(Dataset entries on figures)
--

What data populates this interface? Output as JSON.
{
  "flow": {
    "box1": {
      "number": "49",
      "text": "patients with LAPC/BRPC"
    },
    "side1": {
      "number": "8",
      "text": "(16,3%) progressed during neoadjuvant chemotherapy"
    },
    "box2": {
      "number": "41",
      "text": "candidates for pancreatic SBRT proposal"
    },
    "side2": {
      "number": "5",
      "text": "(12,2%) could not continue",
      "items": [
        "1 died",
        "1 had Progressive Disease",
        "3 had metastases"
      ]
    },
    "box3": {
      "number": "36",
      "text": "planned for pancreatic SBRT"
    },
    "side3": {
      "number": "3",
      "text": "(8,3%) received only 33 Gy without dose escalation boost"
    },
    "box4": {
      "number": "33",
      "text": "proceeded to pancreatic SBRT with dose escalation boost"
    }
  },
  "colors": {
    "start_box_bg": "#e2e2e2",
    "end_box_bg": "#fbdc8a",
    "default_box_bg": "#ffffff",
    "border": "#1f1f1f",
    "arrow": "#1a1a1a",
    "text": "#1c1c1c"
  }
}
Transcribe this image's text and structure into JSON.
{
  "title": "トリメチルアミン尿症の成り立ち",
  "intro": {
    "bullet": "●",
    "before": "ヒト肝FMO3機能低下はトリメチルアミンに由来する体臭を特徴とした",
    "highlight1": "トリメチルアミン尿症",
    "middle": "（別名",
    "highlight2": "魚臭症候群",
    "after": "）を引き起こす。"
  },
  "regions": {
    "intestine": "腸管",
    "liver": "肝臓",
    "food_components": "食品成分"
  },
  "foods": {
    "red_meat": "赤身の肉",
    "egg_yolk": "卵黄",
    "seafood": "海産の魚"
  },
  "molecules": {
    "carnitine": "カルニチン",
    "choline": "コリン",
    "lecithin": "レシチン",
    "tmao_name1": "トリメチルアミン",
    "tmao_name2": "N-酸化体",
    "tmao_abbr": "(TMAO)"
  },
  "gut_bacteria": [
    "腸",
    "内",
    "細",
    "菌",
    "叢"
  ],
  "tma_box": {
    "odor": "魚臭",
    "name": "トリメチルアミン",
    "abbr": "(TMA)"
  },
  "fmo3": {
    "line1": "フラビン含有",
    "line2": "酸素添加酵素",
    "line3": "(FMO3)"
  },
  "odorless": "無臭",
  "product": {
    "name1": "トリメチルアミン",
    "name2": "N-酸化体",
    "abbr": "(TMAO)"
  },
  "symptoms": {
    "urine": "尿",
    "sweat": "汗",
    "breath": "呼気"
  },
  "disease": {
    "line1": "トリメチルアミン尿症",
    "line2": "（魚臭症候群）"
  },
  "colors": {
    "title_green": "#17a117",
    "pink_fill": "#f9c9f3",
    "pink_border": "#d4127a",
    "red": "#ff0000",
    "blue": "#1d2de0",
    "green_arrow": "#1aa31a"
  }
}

--

● **REQUIREMENT**: This exercise requires all the entries to be written out again exactly.

● **ANSWER TO THIS TASK**:
What data populates this interface? Output as JSON.
{
  "flow": {
    "box1": {
      "number": "49",
      "text": "patients with LAPC/BRPC"
    },
    "side1": {
      "number": "8",
      "text": "(16,3%) progressed during neoadjuvant chemotherapy"
    },
    "box2": {
      "number": "41",
      "text": "candidates for pancreatic SBRT proposal"
    },
    "side2": {
      "number": "5",
      "text": "(12,2%) could not continue",
      "items": [
        "1 died",
        "1 had Progressive Disease",
        "3 had metastases"
      ]
    },
    "box3": {
      "number": "36",
      "text": "planned for pancreatic SBRT"
    },
    "side3": {
      "number": "3",
      "text": "(8,3%) received only 33 Gy without dose escalation boost"
    },
    "box4": {
      "number": "33",
      "text": "proceeded to pancreatic SBRT with dose escalation boost"
    }
  },
  "colors": {
    "start_box_bg": "#e2e2e2",
    "end_box_bg": "#fbdc8a",
    "default_box_bg": "#ffffff",
    "border": "#1f1f1f",
    "arrow": "#1a1a1a",
    "text": "#1c1c1c"
  }
}
Transcribe this image's text and structure into JSON.
{
  "title": "トリメチルアミン尿症の成り立ち",
  "intro": {
    "bullet": "●",
    "before": "ヒト肝FMO3機能低下はトリメチルアミンに由来する体臭を特徴とした",
    "highlight1": "トリメチルアミン尿症",
    "middle": "（別名",
    "highlight2": "魚臭症候群",
    "after": "）を引き起こす。"
  },
  "regions": {
    "intestine": "腸管",
    "liver": "肝臓",
    "food_components": "食品成分"
  },
  "foods": {
    "red_meat": "赤身の肉",
    "egg_yolk": "卵黄",
    "seafood": "海産の魚"
  },
  "molecules": {
    "carnitine": "カルニチン",
    "choline": "コリン",
    "lecithin": "レシチン",
    "tmao_name1": "トリメチルアミン",
    "tmao_name2": "N-酸化体",
    "tmao_abbr": "(TMAO)"
  },
  "gut_bacteria": [
    "腸",
    "内",
    "細",
    "菌",
    "叢"
  ],
  "tma_box": {
    "odor": "魚臭",
    "name": "トリメチルアミン",
    "abbr": "(TMA)"
  },
  "fmo3": {
    "line1": "フラビン含有",
    "line2": "酸素添加酵素",
    "line3": "(FMO3)"
  },
  "odorless": "無臭",
  "product": {
    "name1": "トリメチルアミン",
    "name2": "N-酸化体",
    "abbr": "(TMAO)"
  },
  "symptoms": {
    "urine": "尿",
    "sweat": "汗",
    "breath": "呼気"
  },
  "disease": {
    "line1": "トリメチルアミン尿症",
    "line2": "（魚臭症候群）"
  },
  "colors": {
    "title_green": "#17a117",
    "pink_fill": "#f9c9f3",
    "pink_border": "#d4127a",
    "red": "#ff0000",
    "blue": "#1d2de0",
    "green_arrow": "#1aa31a"
  }
}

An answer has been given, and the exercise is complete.